> **STORED RECORDS**
* BEGIN *

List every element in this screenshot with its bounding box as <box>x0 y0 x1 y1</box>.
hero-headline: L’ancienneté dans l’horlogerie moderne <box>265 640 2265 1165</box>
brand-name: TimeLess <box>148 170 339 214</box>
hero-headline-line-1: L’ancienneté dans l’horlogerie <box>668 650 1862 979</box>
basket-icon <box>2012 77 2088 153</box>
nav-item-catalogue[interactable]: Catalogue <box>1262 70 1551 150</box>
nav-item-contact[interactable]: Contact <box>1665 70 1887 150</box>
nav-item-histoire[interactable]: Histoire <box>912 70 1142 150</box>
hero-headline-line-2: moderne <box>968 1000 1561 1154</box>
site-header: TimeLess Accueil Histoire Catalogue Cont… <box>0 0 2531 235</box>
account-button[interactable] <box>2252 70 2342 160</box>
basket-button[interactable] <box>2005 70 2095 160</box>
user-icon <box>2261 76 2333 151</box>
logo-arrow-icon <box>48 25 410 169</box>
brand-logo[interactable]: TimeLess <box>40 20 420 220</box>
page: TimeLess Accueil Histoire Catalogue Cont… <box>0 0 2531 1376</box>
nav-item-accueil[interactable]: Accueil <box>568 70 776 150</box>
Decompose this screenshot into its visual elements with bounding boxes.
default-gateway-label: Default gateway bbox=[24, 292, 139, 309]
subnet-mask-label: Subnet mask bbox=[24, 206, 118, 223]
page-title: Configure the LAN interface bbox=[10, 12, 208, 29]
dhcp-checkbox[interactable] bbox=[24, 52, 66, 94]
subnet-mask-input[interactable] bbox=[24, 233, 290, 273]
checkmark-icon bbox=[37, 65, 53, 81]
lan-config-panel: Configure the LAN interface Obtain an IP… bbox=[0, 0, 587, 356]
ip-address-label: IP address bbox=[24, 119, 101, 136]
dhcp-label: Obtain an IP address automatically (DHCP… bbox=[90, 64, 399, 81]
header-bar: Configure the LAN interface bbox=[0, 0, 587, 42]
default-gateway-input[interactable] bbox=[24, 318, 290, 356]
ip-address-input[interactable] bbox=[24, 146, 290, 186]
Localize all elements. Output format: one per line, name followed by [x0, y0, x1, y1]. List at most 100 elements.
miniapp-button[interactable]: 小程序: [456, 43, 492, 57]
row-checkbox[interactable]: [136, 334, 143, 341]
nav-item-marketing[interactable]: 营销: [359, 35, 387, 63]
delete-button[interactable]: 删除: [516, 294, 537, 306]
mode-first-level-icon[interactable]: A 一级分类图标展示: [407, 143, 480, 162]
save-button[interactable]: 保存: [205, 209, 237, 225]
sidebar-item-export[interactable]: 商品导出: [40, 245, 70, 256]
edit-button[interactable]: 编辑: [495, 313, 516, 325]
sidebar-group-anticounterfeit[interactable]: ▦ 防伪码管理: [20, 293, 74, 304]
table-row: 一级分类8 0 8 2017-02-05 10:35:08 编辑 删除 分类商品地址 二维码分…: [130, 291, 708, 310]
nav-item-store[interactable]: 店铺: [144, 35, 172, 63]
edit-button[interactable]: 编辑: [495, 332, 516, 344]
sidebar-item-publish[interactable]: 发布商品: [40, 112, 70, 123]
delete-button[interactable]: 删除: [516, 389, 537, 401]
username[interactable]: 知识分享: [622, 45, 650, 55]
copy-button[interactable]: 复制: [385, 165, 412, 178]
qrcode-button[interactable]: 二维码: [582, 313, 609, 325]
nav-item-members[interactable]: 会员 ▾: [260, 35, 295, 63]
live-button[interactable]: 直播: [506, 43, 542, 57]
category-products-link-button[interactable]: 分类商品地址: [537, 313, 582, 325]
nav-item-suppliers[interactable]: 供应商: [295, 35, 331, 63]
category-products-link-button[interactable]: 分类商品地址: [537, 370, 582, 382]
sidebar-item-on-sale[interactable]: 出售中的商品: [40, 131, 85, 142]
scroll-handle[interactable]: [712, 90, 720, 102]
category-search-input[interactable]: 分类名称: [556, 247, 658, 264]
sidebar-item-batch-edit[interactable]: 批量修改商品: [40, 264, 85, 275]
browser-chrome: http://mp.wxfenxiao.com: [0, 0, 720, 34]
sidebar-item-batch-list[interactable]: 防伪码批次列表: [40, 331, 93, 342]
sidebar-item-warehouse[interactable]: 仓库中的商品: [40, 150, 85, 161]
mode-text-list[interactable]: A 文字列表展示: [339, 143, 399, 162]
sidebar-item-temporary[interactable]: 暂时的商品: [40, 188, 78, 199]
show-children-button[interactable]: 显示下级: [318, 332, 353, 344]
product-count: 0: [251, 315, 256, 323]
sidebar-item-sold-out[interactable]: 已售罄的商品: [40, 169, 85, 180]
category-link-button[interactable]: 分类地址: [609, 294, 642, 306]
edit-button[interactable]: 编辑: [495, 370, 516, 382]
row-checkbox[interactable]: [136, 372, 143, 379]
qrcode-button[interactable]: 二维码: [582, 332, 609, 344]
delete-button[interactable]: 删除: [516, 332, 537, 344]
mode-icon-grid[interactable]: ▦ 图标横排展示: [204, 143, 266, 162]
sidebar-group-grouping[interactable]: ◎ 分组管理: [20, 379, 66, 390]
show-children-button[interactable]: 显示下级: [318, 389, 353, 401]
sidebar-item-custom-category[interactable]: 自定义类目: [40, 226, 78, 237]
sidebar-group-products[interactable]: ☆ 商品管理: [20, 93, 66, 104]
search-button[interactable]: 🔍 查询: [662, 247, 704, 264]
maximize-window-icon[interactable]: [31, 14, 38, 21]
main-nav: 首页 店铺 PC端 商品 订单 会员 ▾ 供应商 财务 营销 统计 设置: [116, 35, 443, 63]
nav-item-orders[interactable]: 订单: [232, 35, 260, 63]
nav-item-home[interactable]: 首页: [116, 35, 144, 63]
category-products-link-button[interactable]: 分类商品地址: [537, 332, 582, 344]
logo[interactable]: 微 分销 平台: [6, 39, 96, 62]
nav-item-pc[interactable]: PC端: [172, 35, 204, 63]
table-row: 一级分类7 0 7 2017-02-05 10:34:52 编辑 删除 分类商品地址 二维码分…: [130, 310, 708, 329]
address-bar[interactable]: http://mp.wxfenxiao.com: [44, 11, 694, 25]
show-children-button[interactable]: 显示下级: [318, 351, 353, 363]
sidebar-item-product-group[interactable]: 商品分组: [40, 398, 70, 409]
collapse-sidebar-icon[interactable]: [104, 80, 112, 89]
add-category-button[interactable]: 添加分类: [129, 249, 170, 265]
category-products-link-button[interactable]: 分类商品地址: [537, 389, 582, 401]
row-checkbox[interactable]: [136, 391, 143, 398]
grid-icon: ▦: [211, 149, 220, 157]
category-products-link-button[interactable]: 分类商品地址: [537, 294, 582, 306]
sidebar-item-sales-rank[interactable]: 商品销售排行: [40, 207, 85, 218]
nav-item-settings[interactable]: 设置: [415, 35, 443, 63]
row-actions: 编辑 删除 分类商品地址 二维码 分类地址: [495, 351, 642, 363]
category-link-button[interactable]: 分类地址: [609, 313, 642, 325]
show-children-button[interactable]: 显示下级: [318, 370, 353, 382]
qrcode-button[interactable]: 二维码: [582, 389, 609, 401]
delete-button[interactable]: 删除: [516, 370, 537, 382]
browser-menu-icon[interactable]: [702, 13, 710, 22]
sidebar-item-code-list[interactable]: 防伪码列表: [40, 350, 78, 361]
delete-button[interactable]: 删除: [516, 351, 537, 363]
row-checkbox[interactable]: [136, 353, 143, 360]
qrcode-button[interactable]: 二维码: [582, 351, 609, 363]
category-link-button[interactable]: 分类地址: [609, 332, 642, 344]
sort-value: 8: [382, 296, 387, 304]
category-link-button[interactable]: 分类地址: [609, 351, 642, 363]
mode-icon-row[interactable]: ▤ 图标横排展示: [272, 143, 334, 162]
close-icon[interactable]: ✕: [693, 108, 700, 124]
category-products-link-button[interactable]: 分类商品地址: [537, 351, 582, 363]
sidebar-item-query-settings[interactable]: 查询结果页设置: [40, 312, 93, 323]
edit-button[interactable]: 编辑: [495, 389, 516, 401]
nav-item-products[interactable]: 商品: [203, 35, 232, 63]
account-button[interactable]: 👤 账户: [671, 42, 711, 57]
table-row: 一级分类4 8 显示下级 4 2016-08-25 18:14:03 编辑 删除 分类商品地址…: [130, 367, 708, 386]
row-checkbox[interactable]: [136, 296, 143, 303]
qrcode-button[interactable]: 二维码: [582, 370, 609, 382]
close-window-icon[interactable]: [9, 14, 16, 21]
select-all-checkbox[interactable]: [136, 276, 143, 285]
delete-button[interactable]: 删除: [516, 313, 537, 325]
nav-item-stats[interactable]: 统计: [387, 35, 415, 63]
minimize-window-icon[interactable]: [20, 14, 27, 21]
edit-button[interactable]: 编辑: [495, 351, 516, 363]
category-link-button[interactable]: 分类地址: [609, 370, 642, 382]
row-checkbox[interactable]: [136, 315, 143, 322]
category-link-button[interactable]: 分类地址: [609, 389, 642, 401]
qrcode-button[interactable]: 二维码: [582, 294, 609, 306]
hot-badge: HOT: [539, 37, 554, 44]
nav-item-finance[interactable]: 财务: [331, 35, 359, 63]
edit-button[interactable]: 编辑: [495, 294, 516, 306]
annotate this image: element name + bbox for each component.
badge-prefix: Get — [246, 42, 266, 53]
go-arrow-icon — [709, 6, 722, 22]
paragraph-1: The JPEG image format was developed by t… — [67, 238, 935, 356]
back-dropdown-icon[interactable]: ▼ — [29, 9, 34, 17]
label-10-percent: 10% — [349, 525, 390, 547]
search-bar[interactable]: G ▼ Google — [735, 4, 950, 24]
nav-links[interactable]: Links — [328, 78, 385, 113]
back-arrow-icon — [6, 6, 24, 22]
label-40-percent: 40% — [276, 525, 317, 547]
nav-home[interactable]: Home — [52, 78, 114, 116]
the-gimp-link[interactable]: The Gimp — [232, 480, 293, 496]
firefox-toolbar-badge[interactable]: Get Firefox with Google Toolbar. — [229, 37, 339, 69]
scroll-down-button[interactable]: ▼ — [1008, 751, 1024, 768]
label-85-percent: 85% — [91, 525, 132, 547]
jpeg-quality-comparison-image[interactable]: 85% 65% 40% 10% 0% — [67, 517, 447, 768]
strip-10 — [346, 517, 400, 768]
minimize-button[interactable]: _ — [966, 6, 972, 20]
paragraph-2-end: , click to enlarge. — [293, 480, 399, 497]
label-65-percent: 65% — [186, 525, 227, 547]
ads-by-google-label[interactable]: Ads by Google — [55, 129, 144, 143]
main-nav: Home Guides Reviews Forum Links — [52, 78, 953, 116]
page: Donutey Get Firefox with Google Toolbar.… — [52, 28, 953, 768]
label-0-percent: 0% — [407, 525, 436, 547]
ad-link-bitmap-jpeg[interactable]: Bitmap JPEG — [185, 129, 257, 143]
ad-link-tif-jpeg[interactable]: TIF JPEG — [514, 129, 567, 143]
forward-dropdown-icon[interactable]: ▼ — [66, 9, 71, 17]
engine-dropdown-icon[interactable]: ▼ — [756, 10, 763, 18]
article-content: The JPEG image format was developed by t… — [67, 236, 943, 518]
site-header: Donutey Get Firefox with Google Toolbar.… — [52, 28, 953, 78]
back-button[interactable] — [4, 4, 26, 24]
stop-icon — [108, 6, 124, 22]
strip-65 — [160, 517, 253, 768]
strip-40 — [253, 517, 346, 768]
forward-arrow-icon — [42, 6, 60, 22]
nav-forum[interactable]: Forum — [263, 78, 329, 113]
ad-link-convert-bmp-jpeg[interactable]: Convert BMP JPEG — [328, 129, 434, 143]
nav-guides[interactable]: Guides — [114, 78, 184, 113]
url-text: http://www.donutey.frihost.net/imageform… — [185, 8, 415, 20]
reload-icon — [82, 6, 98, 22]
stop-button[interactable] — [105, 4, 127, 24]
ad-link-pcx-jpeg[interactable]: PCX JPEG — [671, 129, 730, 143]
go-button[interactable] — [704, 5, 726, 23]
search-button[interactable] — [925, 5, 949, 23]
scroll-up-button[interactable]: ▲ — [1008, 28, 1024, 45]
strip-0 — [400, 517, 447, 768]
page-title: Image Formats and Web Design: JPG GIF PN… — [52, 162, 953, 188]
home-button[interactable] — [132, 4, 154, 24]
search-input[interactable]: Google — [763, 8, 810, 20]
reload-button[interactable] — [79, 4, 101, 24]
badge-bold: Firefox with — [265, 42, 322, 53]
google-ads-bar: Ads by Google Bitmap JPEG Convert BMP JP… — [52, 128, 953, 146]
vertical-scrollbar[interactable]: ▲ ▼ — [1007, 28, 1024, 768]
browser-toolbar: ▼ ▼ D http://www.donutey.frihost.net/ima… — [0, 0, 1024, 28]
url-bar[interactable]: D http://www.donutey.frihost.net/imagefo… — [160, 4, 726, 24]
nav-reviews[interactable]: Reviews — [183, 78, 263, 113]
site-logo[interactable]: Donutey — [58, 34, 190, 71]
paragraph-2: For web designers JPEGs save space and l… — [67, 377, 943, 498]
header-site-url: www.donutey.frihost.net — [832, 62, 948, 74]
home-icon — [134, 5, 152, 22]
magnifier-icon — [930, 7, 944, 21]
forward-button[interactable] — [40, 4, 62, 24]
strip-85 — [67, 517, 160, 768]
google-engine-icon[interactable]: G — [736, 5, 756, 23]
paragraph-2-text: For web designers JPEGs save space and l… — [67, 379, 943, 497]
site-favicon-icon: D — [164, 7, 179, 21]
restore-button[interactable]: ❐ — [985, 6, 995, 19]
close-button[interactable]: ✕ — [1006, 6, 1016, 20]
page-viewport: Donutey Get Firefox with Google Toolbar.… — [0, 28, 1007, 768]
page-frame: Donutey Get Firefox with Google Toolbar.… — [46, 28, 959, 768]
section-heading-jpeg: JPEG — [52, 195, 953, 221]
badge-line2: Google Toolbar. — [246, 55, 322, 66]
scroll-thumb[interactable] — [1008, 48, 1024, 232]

* END *

> **THE EXERCISE**
Transcribe the entries without any changes, beginning with the very first line and continuing through the line containing "subnet-mask-label: Subnet mask", with both of those lines included.

> **THE OUTPUT**
List every element in this screenshot with its bounding box as <box>x0 y0 x1 y1</box>.
hero-headline: L’ancienneté dans l’horlogerie moderne <box>265 640 2265 1165</box>
brand-name: TimeLess <box>148 170 339 214</box>
hero-headline-line-1: L’ancienneté dans l’horlogerie <box>668 650 1862 979</box>
basket-icon <box>2012 77 2088 153</box>
nav-item-catalogue[interactable]: Catalogue <box>1262 70 1551 150</box>
nav-item-contact[interactable]: Contact <box>1665 70 1887 150</box>
nav-item-histoire[interactable]: Histoire <box>912 70 1142 150</box>
hero-headline-line-2: moderne <box>968 1000 1561 1154</box>
site-header: TimeLess Accueil Histoire Catalogue Cont… <box>0 0 2531 235</box>
account-button[interactable] <box>2252 70 2342 160</box>
basket-button[interactable] <box>2005 70 2095 160</box>
user-icon <box>2261 76 2333 151</box>
logo-arrow-icon <box>48 25 410 169</box>
brand-logo[interactable]: TimeLess <box>40 20 420 220</box>
page: TimeLess Accueil Histoire Catalogue Cont… <box>0 0 2531 1376</box>
nav-item-accueil[interactable]: Accueil <box>568 70 776 150</box>
Decompose this screenshot into its visual elements with bounding boxes.
default-gateway-label: Default gateway bbox=[24, 292, 139, 309]
subnet-mask-label: Subnet mask bbox=[24, 206, 118, 223]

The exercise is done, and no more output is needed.